# Entries shown start

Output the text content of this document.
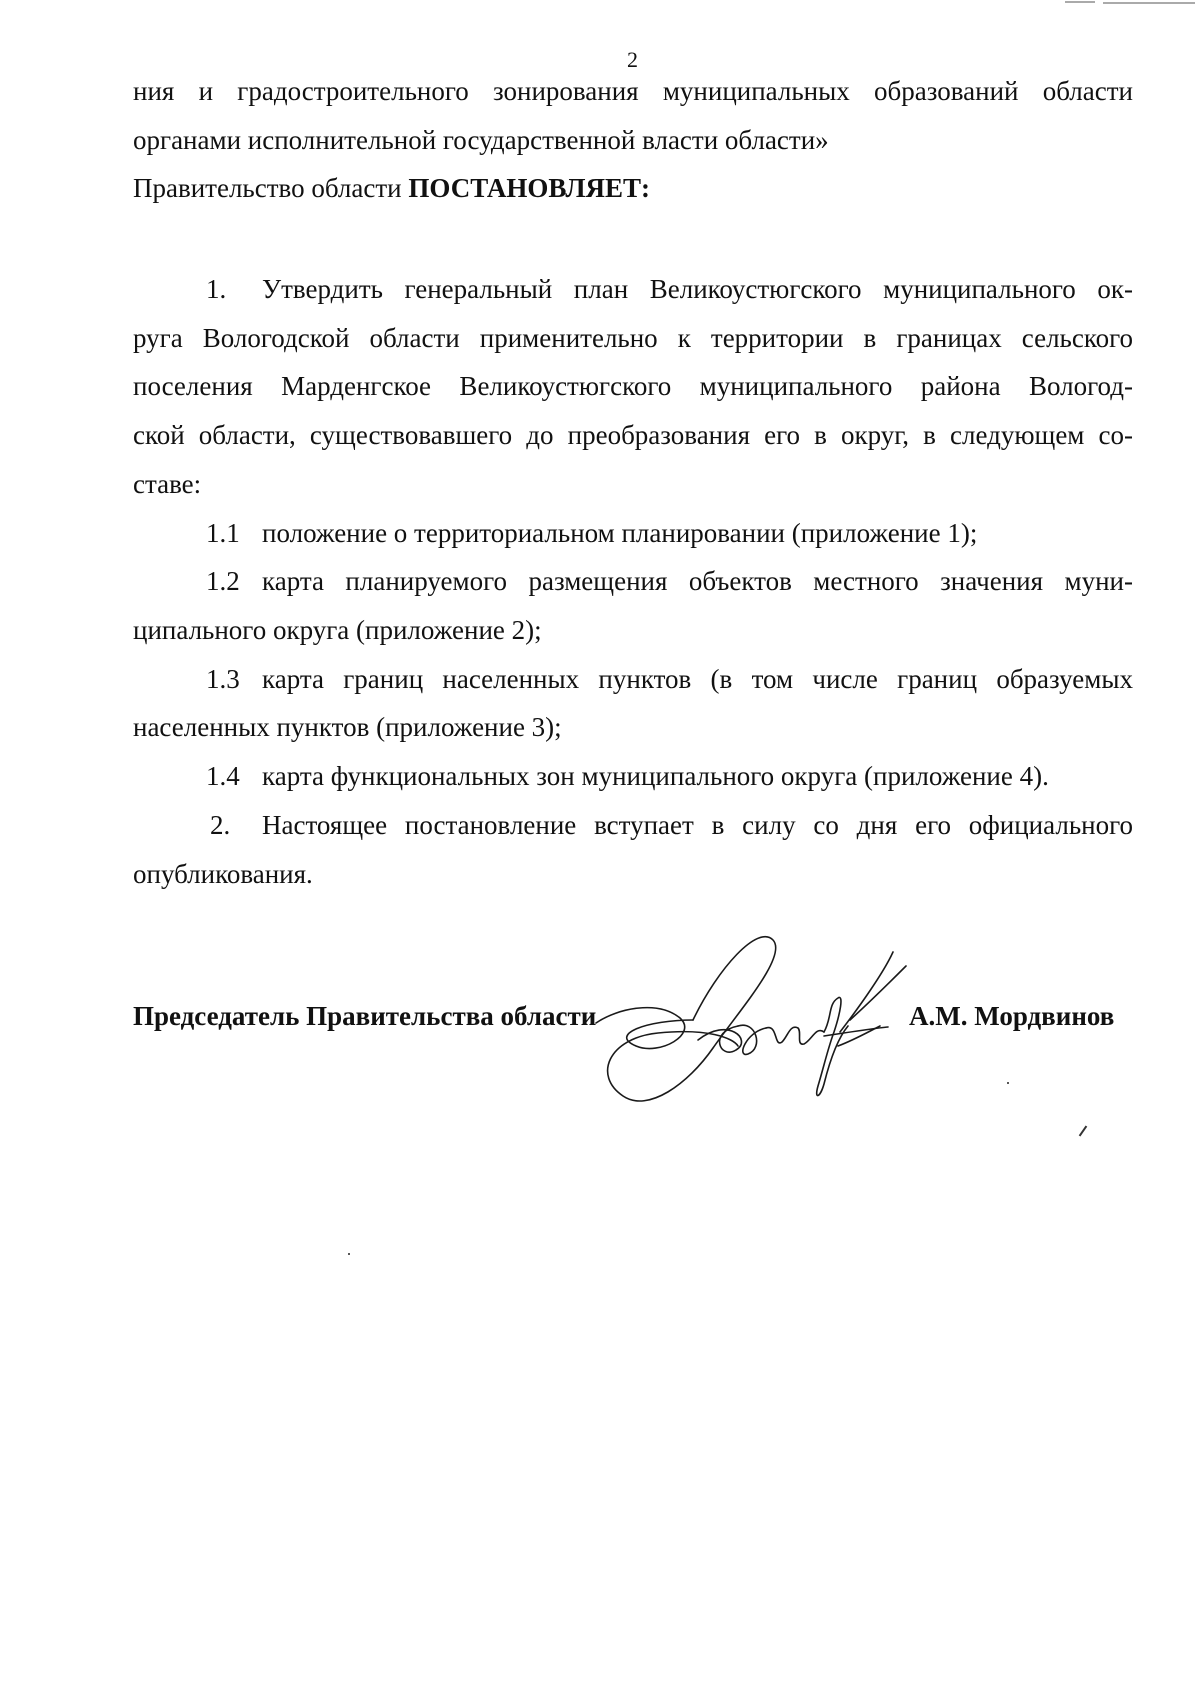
2
ния и градостроительного зонирования муниципальных образований области
органами исполнительной государственной власти области»
Правительство области ПОСТАНОВЛЯЕТ:
1. Утвердить генеральный план Великоустюгского муниципального ок-
руга Вологодской области применительно к территории в границах сельского
поселения Марденгское Великоустюгского муниципального района Вологод-
ской области, существовавшего до преобразования его в округ, в следующем со-
ставе:
1.1 положение о территориальном планировании (приложение 1);
1.2 карта планируемого размещения объектов местного значения муни-
ципального округа (приложение 2);
1.3 карта границ населенных пунктов (в том числе границ образуемых
населенных пунктов (приложение 3);
1.4 карта функциональных зон муниципального округа (приложение 4).
2. Настоящее постановление вступает в силу со дня его официального
опубликования.
Председатель Правительства области	А.М. Мордвинов
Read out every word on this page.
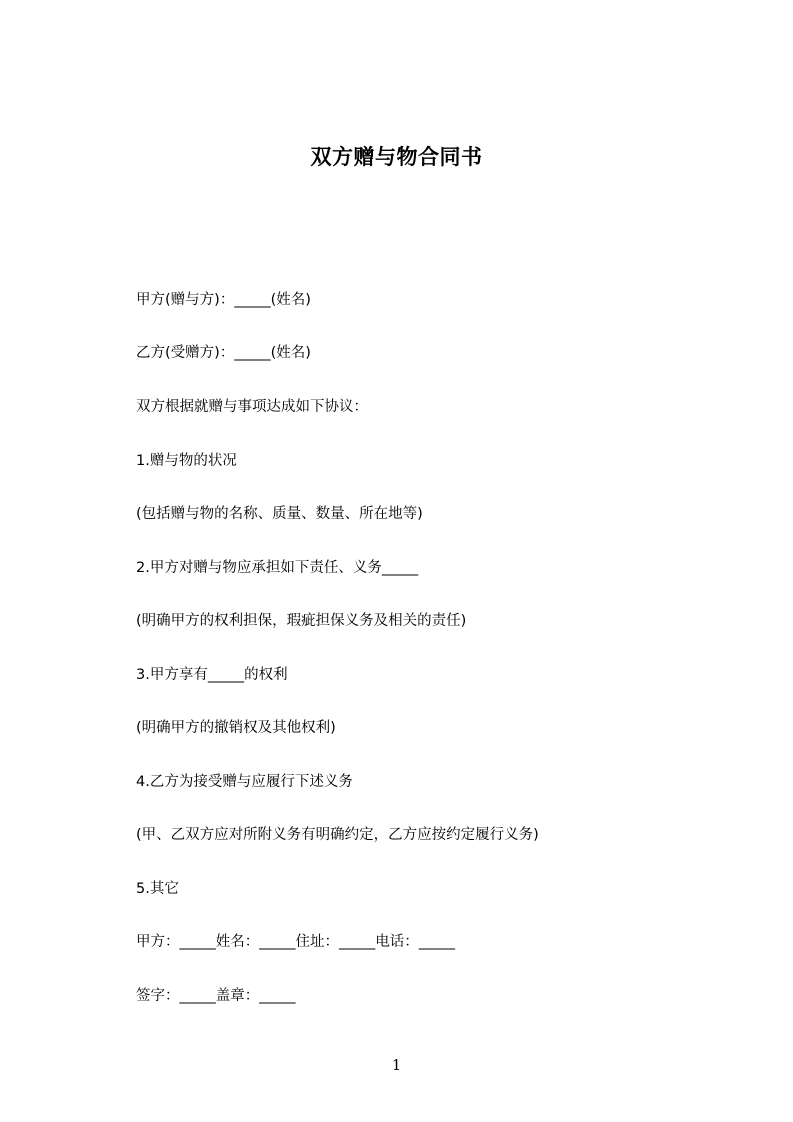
双方赠与物合同书
甲方(赠与方)：_____(姓名)
乙方(受赠方)：_____(姓名)
双方根据就赠与事项达成如下协议：
1.赠与物的状况
(包括赠与物的名称、质量、数量、所在地等)
2.甲方对赠与物应承担如下责任、义务_____
(明确甲方的权利担保，瑕疵担保义务及相关的责任)
3.甲方享有_____的权利
(明确甲方的撤销权及其他权利)
4.乙方为接受赠与应履行下述义务
(甲、乙双方应对所附义务有明确约定，乙方应按约定履行义务)
5.其它
甲方：_____姓名：_____住址：_____电话：_____
签字：_____盖章：_____
1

# Entries shown end

§ Problem requirements
Your task is an exact transcription of all the data, minus the pictures.

§ Solution for this task
Output the text content of this document.
2
ния и градостроительного зонирования муниципальных образований области
органами исполнительной государственной власти области»
Правительство области ПОСТАНОВЛЯЕТ:
1. Утвердить генеральный план Великоустюгского муниципального ок-
руга Вологодской области применительно к территории в границах сельского
поселения Марденгское Великоустюгского муниципального района Вологод-
ской области, существовавшего до преобразования его в округ, в следующем со-
ставе:
1.1 положение о территориальном планировании (приложение 1);
1.2 карта планируемого размещения объектов местного значения муни-
ципального округа (приложение 2);
1.3 карта границ населенных пунктов (в том числе границ образуемых
населенных пунктов (приложение 3);
1.4 карта функциональных зон муниципального округа (приложение 4).
2. Настоящее постановление вступает в силу со дня его официального
опубликования.
Председатель Правительства области	А.М. Мордвинов
Read out every word on this page.
双方赠与物合同书
甲方(赠与方)：_____(姓名)
乙方(受赠方)：_____(姓名)
双方根据就赠与事项达成如下协议：
1.赠与物的状况
(包括赠与物的名称、质量、数量、所在地等)
2.甲方对赠与物应承担如下责任、义务_____
(明确甲方的权利担保，瑕疵担保义务及相关的责任)
3.甲方享有_____的权利
(明确甲方的撤销权及其他权利)
4.乙方为接受赠与应履行下述义务
(甲、乙双方应对所附义务有明确约定，乙方应按约定履行义务)
5.其它
甲方：_____姓名：_____住址：_____电话：_____
签字：_____盖章：_____
1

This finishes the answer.